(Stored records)
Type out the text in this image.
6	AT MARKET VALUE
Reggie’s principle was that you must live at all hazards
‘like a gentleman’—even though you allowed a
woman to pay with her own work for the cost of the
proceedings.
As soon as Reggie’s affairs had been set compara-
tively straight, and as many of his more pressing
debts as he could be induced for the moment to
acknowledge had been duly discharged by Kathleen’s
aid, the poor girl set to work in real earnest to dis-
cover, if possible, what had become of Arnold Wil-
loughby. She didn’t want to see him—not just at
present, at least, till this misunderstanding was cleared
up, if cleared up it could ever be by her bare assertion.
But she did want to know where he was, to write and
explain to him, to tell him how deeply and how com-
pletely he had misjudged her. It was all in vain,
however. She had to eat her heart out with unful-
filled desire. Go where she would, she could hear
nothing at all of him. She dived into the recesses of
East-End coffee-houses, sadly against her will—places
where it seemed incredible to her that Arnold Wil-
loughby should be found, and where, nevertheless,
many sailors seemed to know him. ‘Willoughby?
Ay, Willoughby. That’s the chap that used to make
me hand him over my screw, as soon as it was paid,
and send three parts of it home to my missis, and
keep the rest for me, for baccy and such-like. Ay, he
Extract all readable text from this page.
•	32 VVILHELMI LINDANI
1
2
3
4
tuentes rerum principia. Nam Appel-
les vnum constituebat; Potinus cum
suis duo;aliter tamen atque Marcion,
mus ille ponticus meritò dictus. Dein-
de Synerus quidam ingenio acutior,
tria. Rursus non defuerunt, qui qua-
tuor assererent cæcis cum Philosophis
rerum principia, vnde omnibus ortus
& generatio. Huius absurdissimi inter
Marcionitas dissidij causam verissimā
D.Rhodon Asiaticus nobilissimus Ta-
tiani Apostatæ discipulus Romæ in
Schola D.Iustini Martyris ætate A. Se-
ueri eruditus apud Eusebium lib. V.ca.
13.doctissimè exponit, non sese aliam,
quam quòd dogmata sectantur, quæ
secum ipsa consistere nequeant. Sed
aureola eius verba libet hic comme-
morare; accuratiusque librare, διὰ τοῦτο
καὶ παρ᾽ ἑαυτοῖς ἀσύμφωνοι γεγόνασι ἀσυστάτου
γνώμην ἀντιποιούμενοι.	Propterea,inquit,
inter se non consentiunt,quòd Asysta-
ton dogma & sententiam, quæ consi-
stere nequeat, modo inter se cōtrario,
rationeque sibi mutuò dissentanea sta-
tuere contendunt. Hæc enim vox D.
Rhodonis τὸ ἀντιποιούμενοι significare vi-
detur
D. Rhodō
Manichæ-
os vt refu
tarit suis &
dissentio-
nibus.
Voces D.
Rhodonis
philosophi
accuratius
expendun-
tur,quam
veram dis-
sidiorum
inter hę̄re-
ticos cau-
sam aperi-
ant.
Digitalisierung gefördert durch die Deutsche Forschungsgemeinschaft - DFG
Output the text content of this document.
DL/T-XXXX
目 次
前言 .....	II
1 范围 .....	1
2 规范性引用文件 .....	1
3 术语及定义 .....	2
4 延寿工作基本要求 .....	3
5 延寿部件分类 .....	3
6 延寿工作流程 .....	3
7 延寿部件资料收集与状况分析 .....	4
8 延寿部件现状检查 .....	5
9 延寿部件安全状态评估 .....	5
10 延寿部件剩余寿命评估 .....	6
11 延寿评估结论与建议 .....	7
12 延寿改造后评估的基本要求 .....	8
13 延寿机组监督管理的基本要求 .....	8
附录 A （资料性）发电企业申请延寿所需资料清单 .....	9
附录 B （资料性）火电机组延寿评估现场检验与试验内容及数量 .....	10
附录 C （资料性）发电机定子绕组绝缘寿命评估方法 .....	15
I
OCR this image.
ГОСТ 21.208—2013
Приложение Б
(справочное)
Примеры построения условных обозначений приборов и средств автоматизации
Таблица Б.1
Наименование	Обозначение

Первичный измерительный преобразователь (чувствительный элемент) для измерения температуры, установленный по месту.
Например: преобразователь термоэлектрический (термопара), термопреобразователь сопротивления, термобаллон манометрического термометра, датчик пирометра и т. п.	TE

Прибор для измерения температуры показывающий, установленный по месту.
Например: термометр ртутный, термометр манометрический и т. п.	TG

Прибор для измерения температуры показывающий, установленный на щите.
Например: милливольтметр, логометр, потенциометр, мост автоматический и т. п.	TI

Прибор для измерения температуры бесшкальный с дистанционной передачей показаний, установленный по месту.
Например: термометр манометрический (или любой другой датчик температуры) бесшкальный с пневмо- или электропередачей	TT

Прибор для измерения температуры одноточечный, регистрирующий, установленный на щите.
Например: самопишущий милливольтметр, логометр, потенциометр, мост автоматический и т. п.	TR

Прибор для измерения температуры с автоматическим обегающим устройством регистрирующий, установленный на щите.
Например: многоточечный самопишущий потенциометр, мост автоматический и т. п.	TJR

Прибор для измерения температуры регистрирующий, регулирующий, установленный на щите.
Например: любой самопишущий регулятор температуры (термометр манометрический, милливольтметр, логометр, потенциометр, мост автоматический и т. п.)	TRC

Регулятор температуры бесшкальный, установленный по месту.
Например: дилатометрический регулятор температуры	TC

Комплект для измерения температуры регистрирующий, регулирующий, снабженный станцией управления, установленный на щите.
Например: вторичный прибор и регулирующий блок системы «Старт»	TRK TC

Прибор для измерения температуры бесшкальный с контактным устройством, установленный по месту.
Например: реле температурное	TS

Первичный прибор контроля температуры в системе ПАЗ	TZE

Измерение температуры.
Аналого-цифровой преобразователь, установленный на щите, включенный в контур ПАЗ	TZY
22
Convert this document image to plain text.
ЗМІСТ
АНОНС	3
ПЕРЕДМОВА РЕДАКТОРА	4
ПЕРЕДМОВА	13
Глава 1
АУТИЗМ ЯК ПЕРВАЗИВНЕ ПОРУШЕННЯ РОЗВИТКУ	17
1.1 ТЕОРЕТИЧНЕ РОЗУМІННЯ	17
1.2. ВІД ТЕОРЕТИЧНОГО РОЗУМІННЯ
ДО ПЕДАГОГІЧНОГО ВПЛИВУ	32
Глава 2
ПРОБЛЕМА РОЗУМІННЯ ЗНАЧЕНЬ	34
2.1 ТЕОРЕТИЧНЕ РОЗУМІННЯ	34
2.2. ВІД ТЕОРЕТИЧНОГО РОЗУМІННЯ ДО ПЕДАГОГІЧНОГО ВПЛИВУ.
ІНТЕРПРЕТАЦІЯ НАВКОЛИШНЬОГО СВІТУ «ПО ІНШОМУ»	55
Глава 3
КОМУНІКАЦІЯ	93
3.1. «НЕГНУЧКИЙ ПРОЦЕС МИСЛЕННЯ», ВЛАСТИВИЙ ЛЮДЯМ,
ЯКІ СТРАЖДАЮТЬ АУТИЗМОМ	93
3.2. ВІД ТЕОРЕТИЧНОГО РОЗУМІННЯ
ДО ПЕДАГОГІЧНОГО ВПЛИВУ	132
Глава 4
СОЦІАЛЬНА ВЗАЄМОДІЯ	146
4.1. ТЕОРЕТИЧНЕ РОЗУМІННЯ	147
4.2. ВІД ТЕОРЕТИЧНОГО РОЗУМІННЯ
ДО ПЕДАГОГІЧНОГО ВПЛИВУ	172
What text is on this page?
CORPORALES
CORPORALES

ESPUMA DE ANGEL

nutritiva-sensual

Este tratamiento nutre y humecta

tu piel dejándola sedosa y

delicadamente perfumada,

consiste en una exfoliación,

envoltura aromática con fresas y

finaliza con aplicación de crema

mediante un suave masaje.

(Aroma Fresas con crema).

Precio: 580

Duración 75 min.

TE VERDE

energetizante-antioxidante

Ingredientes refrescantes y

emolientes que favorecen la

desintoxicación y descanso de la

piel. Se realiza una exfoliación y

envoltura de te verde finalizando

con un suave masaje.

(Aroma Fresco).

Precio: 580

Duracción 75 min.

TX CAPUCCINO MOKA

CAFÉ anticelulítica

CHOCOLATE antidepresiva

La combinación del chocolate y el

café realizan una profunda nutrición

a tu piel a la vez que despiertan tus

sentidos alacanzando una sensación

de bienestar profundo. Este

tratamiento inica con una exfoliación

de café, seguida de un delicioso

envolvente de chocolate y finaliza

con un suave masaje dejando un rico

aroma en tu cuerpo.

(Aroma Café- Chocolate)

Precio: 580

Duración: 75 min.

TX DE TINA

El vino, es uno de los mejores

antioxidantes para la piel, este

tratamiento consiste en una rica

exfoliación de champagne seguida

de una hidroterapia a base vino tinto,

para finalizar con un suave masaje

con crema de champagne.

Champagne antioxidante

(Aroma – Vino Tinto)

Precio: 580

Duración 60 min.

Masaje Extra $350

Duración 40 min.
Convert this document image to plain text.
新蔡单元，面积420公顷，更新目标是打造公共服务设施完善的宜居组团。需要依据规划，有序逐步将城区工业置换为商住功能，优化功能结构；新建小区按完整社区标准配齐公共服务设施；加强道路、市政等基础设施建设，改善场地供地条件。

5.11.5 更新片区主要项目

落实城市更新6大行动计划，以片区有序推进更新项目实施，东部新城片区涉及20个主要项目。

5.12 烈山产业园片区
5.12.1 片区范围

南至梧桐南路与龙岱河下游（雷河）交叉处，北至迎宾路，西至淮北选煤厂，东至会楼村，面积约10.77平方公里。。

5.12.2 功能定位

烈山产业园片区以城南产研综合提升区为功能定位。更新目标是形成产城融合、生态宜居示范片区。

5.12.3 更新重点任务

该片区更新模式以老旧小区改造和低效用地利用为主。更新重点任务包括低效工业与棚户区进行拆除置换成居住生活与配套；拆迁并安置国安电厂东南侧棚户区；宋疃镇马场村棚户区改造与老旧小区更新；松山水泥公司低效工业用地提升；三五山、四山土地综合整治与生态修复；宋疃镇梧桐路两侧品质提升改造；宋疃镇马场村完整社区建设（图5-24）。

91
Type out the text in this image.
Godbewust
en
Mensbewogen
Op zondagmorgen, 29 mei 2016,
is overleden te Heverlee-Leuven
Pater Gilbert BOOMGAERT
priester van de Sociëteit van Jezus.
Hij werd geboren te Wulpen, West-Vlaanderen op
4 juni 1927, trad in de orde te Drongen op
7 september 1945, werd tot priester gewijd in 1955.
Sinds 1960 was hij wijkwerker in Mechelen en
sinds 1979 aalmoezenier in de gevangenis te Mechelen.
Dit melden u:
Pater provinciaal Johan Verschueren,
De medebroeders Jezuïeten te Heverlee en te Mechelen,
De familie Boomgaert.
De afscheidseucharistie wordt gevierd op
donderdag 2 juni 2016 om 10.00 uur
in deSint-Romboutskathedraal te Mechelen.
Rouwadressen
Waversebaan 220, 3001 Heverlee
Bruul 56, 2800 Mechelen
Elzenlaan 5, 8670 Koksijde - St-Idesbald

# THE REQUEST
What is the number of lines in the data that hold the word "suave"? Reply with that number and nothing else.

# EXPECTED OUTPUT
4